#### Exercise materials
__________________________________________________
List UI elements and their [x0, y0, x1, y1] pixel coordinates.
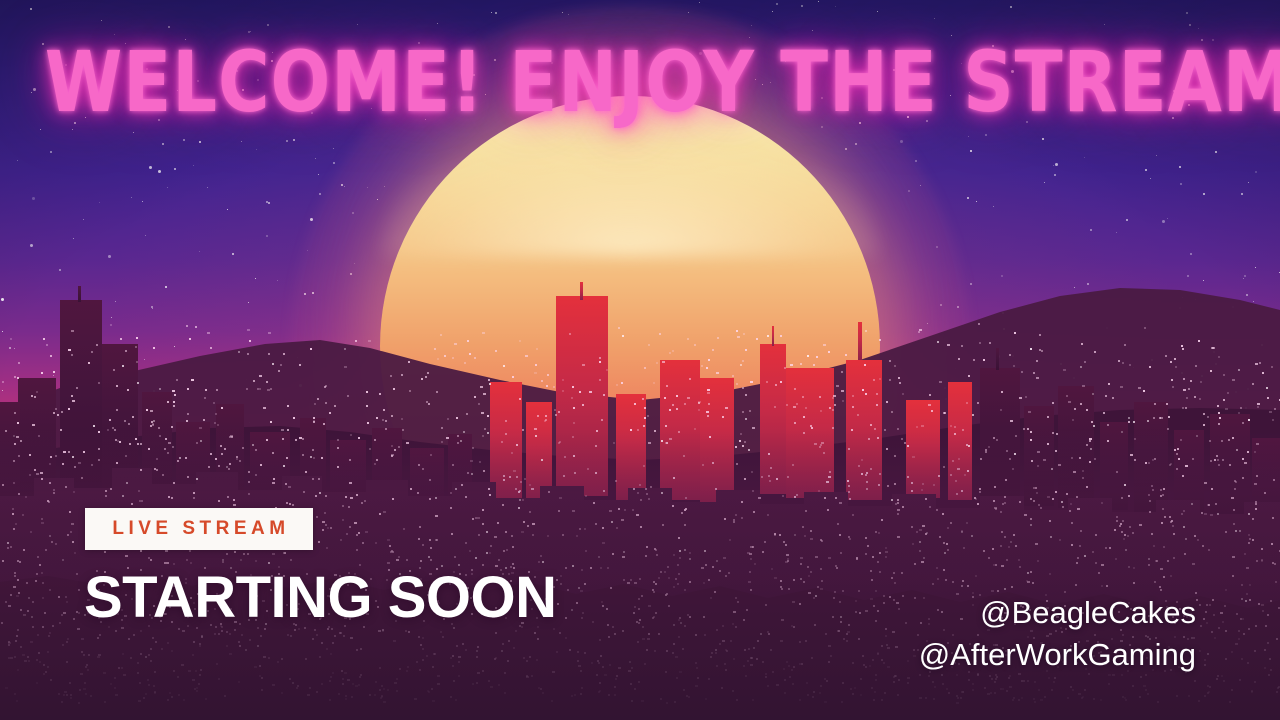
- stream-overlay-screen: WELCOME! ENJOY THE STREAM! LIVE STREAM S…: [0, 0, 1280, 720]
- status-badge: LIVE STREAM: [85, 508, 313, 550]
- handle-secondary: @AfterWorkGaming: [919, 634, 1196, 676]
- page-title: WELCOME! ENJOY THE STREAM!: [45, 36, 1235, 128]
- social-handles: @BeagleCakes @AfterWorkGaming: [919, 592, 1196, 676]
- handle-primary: @BeagleCakes: [919, 592, 1196, 634]
- status-badge-label: LIVE STREAM: [112, 518, 289, 540]
- starting-soon-text: STARTING SOON: [84, 567, 557, 629]
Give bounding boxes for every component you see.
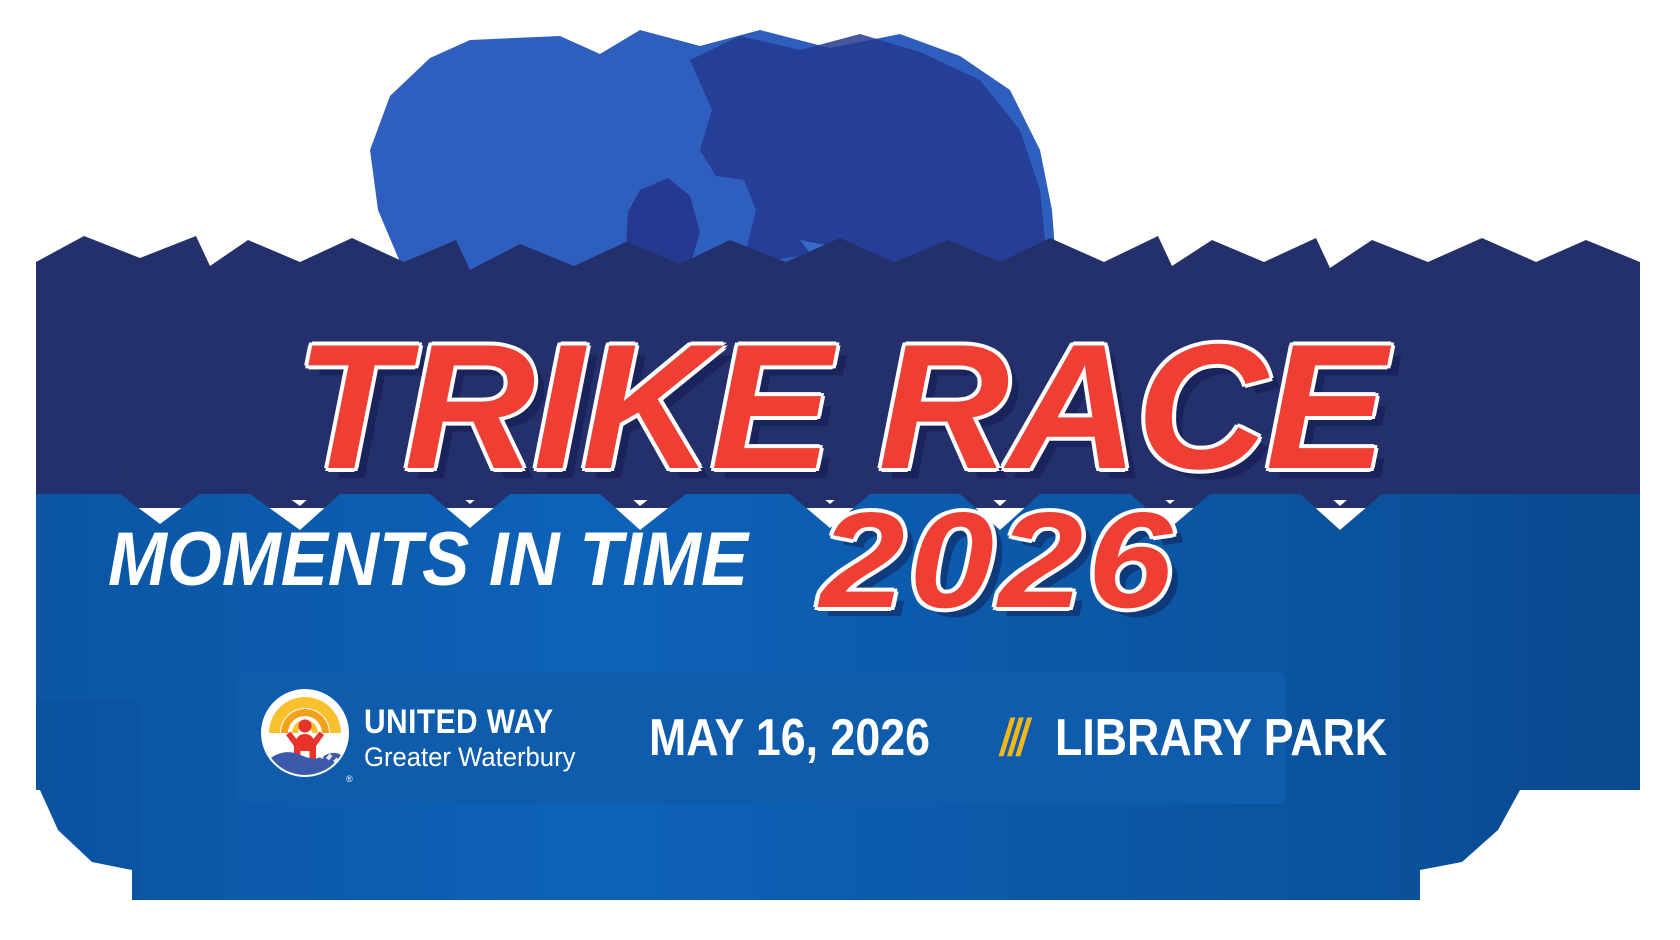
event-date: MAY 16, 2026 — [649, 708, 930, 768]
sponsor-name: UNITED WAY — [364, 705, 560, 739]
united-way-logo-slot — [262, 695, 348, 781]
event-details: MAY 16, 2026 /// LIBRARY PARK — [649, 708, 1441, 768]
headline-trike-race: TRIKE RACE — [0, 318, 1680, 496]
headline-year: 2026 — [820, 492, 1177, 628]
sponsor-chapter: Greater Waterbury — [364, 744, 575, 771]
event-venue: LIBRARY PARK — [1055, 708, 1387, 768]
logo-canvas: ® TRIKE RACE MOMENTS IN TIME 2026 UNITED… — [0, 0, 1680, 940]
headline-tagline: MOMENTS IN TIME — [108, 522, 748, 598]
sponsor-text-block: UNITED WAY Greater Waterbury — [364, 705, 587, 771]
event-banner: UNITED WAY Greater Waterbury MAY 16, 202… — [210, 672, 1285, 804]
separator-slashes: /// — [1000, 708, 1025, 768]
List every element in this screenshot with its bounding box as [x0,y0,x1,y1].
__________________________________________________
#### Given request
Rewrite the whole listing above with every "LIBRARY PARK" changed to "RIVERSIDE GREEN" and nothing else altered, leaving out the pictures.

#### Task output
List UI elements and their [x0, y0, x1, y1] pixel coordinates.
- stream-overlay-screen: WELCOME! ENJOY THE STREAM! LIVE STREAM S…: [0, 0, 1280, 720]
- status-badge: LIVE STREAM: [85, 508, 313, 550]
- handle-secondary: @AfterWorkGaming: [919, 634, 1196, 676]
- page-title: WELCOME! ENJOY THE STREAM!: [45, 36, 1235, 128]
- social-handles: @BeagleCakes @AfterWorkGaming: [919, 592, 1196, 676]
- handle-primary: @BeagleCakes: [919, 592, 1196, 634]
- status-badge-label: LIVE STREAM: [112, 518, 289, 540]
- starting-soon-text: STARTING SOON: [84, 567, 557, 629]
Give bounding boxes for every component you see.
event-date: MAY 16, 2026 — [649, 708, 930, 768]
sponsor-name: UNITED WAY — [364, 705, 560, 739]
united-way-logo-slot — [262, 695, 348, 781]
event-details: MAY 16, 2026 /// RIVERSIDE GREEN — [649, 708, 1441, 768]
headline-trike-race: TRIKE RACE — [0, 318, 1680, 496]
headline-year: 2026 — [820, 492, 1177, 628]
sponsor-chapter: Greater Waterbury — [364, 744, 575, 771]
event-venue: RIVERSIDE GREEN — [1055, 708, 1387, 768]
logo-canvas: ® TRIKE RACE MOMENTS IN TIME 2026 UNITED… — [0, 0, 1680, 940]
headline-tagline: MOMENTS IN TIME — [108, 522, 748, 598]
sponsor-text-block: UNITED WAY Greater Waterbury — [364, 705, 587, 771]
event-banner: UNITED WAY Greater Waterbury MAY 16, 202… — [210, 672, 1285, 804]
separator-slashes: /// — [1000, 708, 1025, 768]
List every element in this screenshot with its bounding box as [x0,y0,x1,y1].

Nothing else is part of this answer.